▸ **What the task requires**:
Using the listing below, please gather every line containing the word "this".

▸ **Data listing**:
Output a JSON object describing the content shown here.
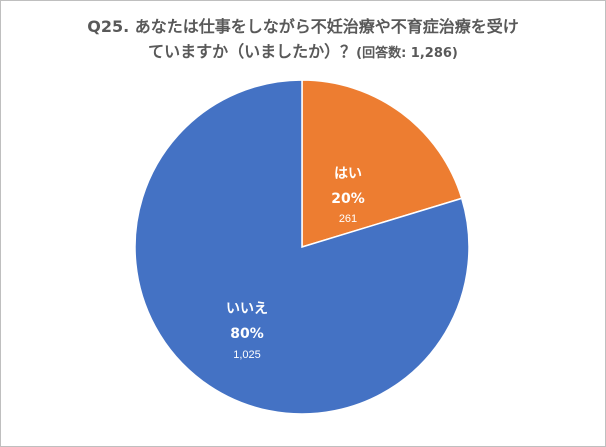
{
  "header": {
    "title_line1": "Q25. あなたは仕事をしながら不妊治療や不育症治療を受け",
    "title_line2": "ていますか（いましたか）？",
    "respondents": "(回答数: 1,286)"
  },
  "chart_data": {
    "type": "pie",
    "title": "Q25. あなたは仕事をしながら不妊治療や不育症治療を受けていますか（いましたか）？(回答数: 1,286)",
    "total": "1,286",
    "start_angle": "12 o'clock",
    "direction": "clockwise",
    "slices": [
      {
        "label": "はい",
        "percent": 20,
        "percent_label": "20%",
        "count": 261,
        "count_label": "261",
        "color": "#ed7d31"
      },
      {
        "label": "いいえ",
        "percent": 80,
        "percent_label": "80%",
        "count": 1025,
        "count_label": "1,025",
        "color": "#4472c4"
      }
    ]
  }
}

==

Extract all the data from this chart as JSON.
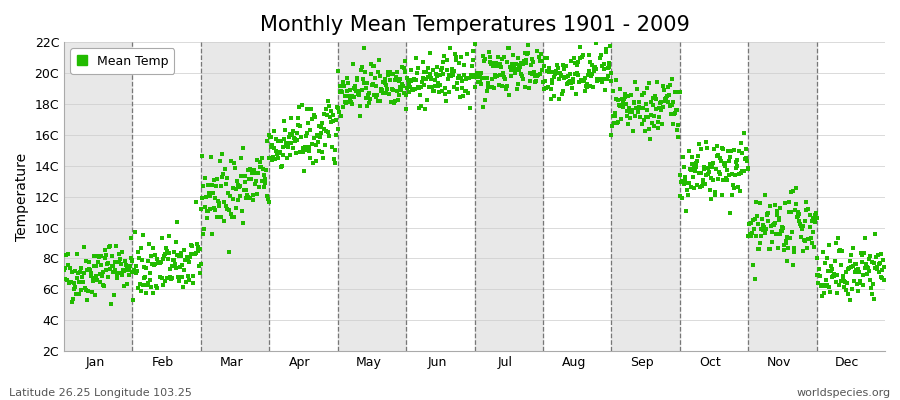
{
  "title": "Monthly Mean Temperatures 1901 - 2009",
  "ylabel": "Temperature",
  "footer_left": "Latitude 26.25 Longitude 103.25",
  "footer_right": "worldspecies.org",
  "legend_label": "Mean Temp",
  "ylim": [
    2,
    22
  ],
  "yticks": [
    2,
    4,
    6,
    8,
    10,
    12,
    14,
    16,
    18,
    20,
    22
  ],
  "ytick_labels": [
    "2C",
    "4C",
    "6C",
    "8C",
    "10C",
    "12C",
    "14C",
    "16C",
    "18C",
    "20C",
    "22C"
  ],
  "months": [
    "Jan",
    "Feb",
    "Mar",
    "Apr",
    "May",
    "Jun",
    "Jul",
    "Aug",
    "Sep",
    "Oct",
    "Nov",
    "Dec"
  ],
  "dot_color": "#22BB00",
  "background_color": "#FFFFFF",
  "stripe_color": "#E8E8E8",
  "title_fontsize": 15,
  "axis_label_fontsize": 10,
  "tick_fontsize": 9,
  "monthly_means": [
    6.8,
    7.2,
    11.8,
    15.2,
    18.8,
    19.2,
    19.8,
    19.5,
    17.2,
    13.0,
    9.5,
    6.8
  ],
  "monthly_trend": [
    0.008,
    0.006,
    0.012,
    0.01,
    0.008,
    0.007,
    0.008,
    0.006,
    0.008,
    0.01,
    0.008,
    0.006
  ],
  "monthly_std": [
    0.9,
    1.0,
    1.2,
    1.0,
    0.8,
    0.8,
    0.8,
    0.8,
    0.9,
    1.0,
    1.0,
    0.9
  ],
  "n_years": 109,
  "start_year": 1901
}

...

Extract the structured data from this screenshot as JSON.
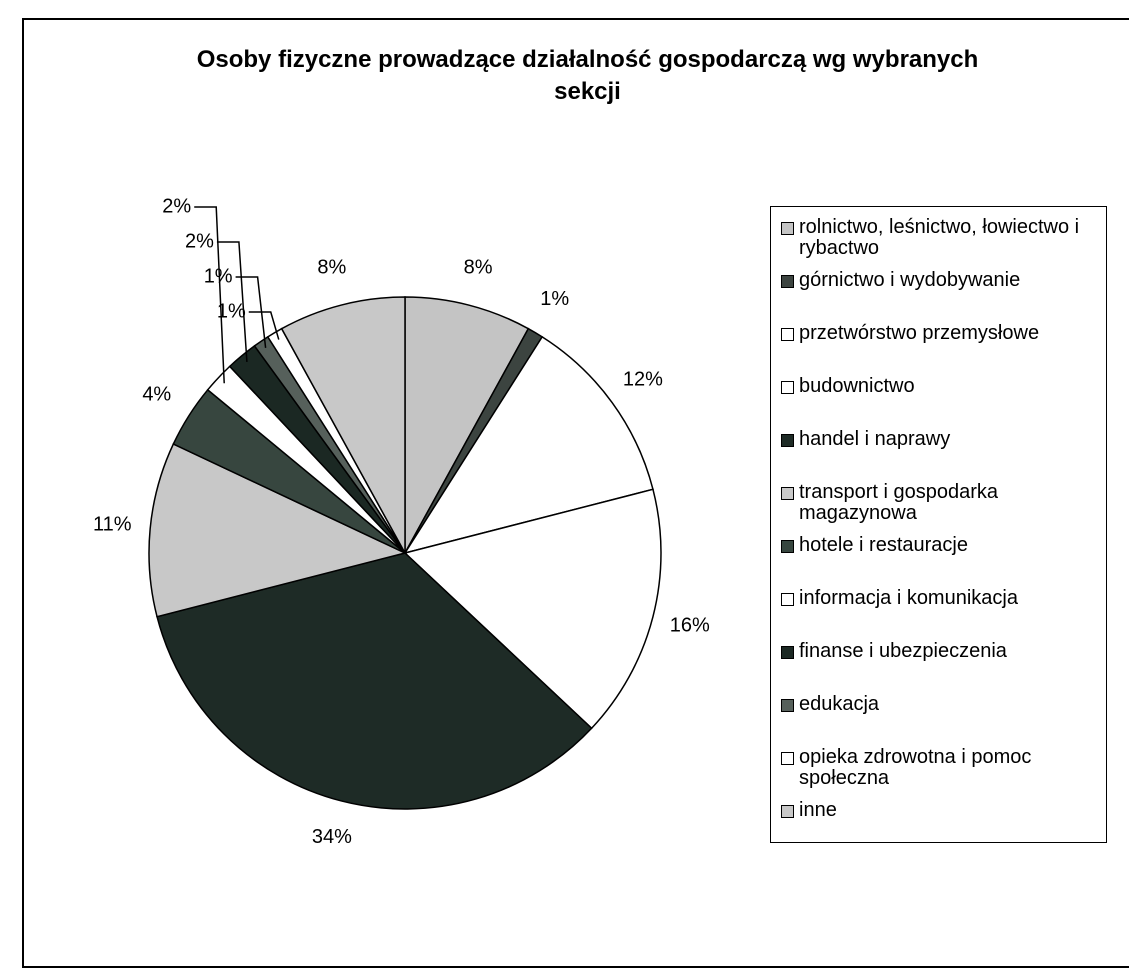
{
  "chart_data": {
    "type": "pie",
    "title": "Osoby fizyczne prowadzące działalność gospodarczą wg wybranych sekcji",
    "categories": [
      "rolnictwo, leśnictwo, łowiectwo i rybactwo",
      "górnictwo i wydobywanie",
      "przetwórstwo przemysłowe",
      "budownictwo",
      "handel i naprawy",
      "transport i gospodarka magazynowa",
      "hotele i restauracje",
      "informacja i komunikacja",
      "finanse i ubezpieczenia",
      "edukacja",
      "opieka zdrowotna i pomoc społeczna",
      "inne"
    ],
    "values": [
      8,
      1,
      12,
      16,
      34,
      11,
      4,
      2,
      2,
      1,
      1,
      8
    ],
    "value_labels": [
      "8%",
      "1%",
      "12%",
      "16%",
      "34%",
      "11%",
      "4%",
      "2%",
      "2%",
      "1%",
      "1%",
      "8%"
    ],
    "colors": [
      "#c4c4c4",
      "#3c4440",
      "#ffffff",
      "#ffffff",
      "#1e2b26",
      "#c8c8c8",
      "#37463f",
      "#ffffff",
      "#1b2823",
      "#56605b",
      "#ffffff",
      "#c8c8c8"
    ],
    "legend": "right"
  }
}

▸ **Output**:
Extract all the data from this chart as JSON.
Extract the structured data from this screenshot as JSON.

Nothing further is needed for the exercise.